TASK TO COMPLETE ▸
Find and copy lines holding "fotonu".

□ □ □ □

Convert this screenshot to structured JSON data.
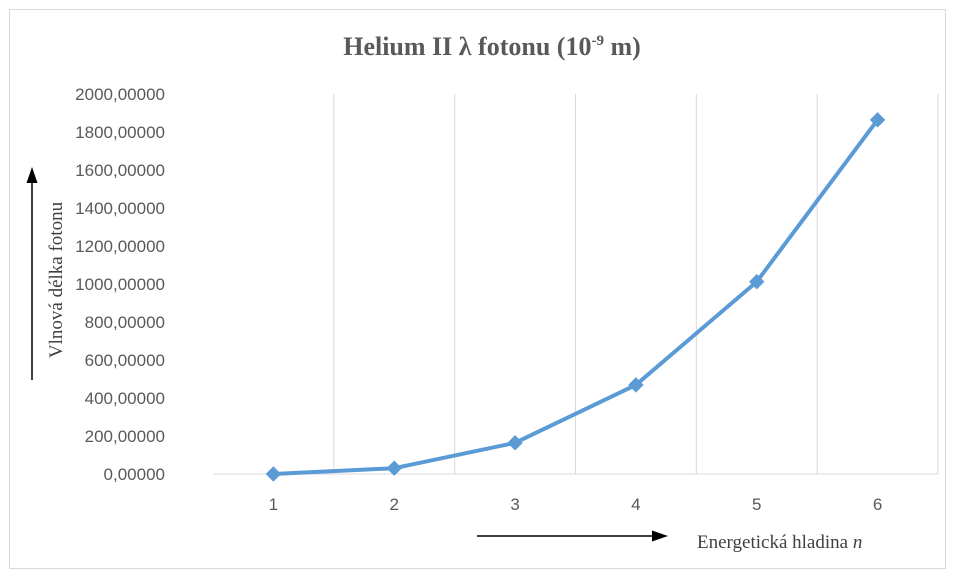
{
  "chart_data": {
    "type": "line",
    "title": {
      "main": "Helium II λ fotonu (10",
      "superscript": "-9",
      "suffix": " m)"
    },
    "xlabel": {
      "text": "Energetická hladina ",
      "variable": "n"
    },
    "ylabel": "Vlnová délka fotonu",
    "categories": [
      "1",
      "2",
      "3",
      "4",
      "5",
      "6"
    ],
    "yticks": [
      "0,00000",
      "200,00000",
      "400,00000",
      "600,00000",
      "800,00000",
      "1000,00000",
      "1200,00000",
      "1400,00000",
      "1600,00000",
      "1800,00000",
      "2000,00000"
    ],
    "ylim": [
      0,
      2000
    ],
    "grid": "vertical",
    "series": [
      {
        "values": [
          0,
          30.4,
          164,
          469,
          1012,
          1864
        ],
        "color": "#5b9bd5",
        "marker": "diamond"
      }
    ]
  }
}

□ □ □ □

COMPLETED TASK ▸
      "main": "Helium II λ fotonu (10",
    "ylabel": "Vlnová délka fotonu",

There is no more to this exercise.